La transmission proportionnelle

Réflexions sur ce nouveau système de transmission appliqué à l’orgue

par Pascal Quoirin

Définition du principe

L'orgue Quoirin de Grimaud, doté d'une transmission proportionnelle
L’orgue Quoirin de Grimaud, doté d’une transmission proportionnelle

Jusqu’à aujourd’hui, la fée électricité appliquée à la transmission des notes ne permettait qu’une ouverture non graduelle de la soupape par l’électro-aimant. La vitesse d’ouverture de ce dernier était fixée définitivement par le constructeur de cet électro-aimant, régulière, constante, non modulable. En d’autres termes, on/off.

Mais le désir demeure constant chez la plupart des musiciens-organistes, la nostalgie irremplaçable et légitime d’une ouverture de la soupape maîtrisée par son propre toucher.

Pourquoi ?

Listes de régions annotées
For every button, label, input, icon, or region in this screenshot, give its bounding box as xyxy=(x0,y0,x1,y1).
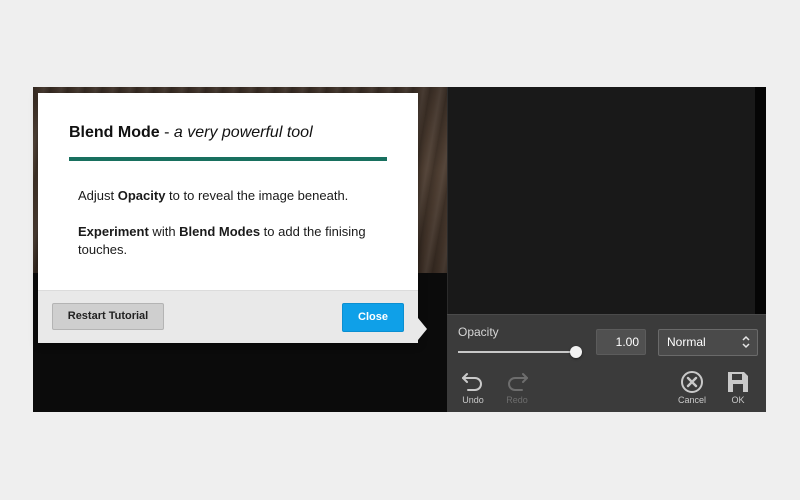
para2-bold-2: Blend Modes xyxy=(179,224,261,239)
blend-tool-panel: Opacity 1.00 Normal Undo Redo Cancel OK xyxy=(447,314,766,412)
cancel-label: Cancel xyxy=(677,395,706,405)
restart-tutorial-button[interactable]: Restart Tutorial xyxy=(52,303,164,330)
para1-text-1: Adjust xyxy=(78,188,118,203)
slider-fill xyxy=(458,351,576,353)
para1-bold-1: Opacity xyxy=(117,188,166,203)
blend-mode-select[interactable]: Normal xyxy=(658,329,758,356)
para1-text-2: to to reveal the image beneath. xyxy=(165,188,349,203)
redo-button[interactable]: Redo xyxy=(497,370,537,405)
updown-chevron-icon xyxy=(742,335,750,349)
tutorial-title: Blend Mode - a very powerful tool xyxy=(69,124,313,142)
para2-text-1: with xyxy=(148,224,180,239)
undo-arrow-icon xyxy=(462,373,482,391)
slider-knob[interactable] xyxy=(570,346,582,358)
redo-arrow-icon xyxy=(508,373,528,391)
tutorial-title-main: Blend Mode xyxy=(69,124,160,141)
ok-button[interactable]: OK xyxy=(718,370,758,405)
tutorial-divider xyxy=(69,157,387,161)
redo-label: Redo xyxy=(506,395,528,405)
opacity-label: Opacity xyxy=(458,325,499,339)
close-circle-icon xyxy=(681,371,703,393)
preview-canvas xyxy=(447,87,756,314)
undo-label: Undo xyxy=(462,395,484,405)
para2-bold-1: Experiment xyxy=(78,224,149,239)
tutorial-title-separator: - xyxy=(159,124,174,141)
close-tutorial-button[interactable]: Close xyxy=(342,303,404,332)
tutorial-title-subtitle: a very powerful tool xyxy=(173,124,313,141)
blend-mode-value: Normal xyxy=(667,335,706,349)
ok-label: OK xyxy=(731,395,745,405)
opacity-slider[interactable] xyxy=(458,346,582,358)
opacity-value-input[interactable]: 1.00 xyxy=(596,329,646,355)
canvas-edge xyxy=(755,87,766,314)
tutorial-paragraph-blend: Experiment with Blend Modes to add the f… xyxy=(78,223,378,259)
tutorial-popup: Blend Mode - a very powerful tool Adjust… xyxy=(38,93,427,343)
tutorial-footer: Restart Tutorial Close xyxy=(38,290,418,343)
tutorial-pointer xyxy=(418,318,427,340)
undo-button[interactable]: Undo xyxy=(453,370,493,405)
tutorial-paragraph-opacity: Adjust Opacity to to reveal the image be… xyxy=(78,187,378,205)
save-disk-icon xyxy=(728,372,748,392)
cancel-button[interactable]: Cancel xyxy=(672,370,712,405)
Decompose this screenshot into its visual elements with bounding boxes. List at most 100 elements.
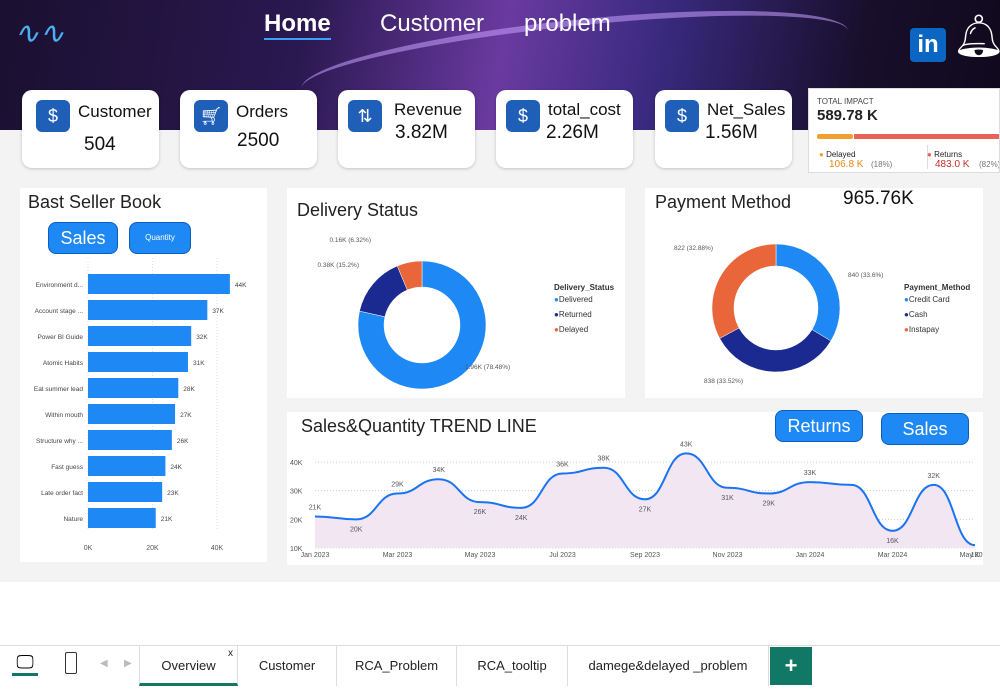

▶ **Consignes**:
Poursuivez le texte sur la transmission proportionnelle après sa dernière phrase. Ce matériel est indépendant du texte sur la transmission proportionnelle.

▶ **Réponse**:
Parce que de tout temps une soupape ouverte lentement ou vitement, mollement ou sèchement, ne donne pas le même son, le même mélange entre la fondamentale et les harmoniques d’un tuyau-son, les mêmes transitoires d’attaque ou d’extinction. Ces multiples grains de beauté invisibles qui participent globalement au charme de tout être vivant.

L’informatique moderne s’est penchée sur ce problème et a inventé la transmission proportionnelle. Grâce à laquelle les deux mouvements, celui de la touche du clavier et celui de la soupape tirée par un électro-aimant peuvent être désormais rigoureusement identiques.

Fonctionnement

Un système, sous la forme d’un boîtier primaire, situé dans la console, analyse finement la position des touches des claviers enfoncées et transmet les données à un autre système, boîtier secondaire situé dans l’orgue. Ce dernier traite les données reçues et transmet à chaque électro-aimant, par le biais d’une carte de contrôle, la position exacte et unique où il doit se positionner.
Le micro-processeur de la carte de contrôle de l’électro-aimant lit un millier de fois par seconde la position aussi bien que la course de l’élément mobile de l’électro-aimant relié à la soupape, corrigeant en fonction la valeur du courant électrique l’alimentant.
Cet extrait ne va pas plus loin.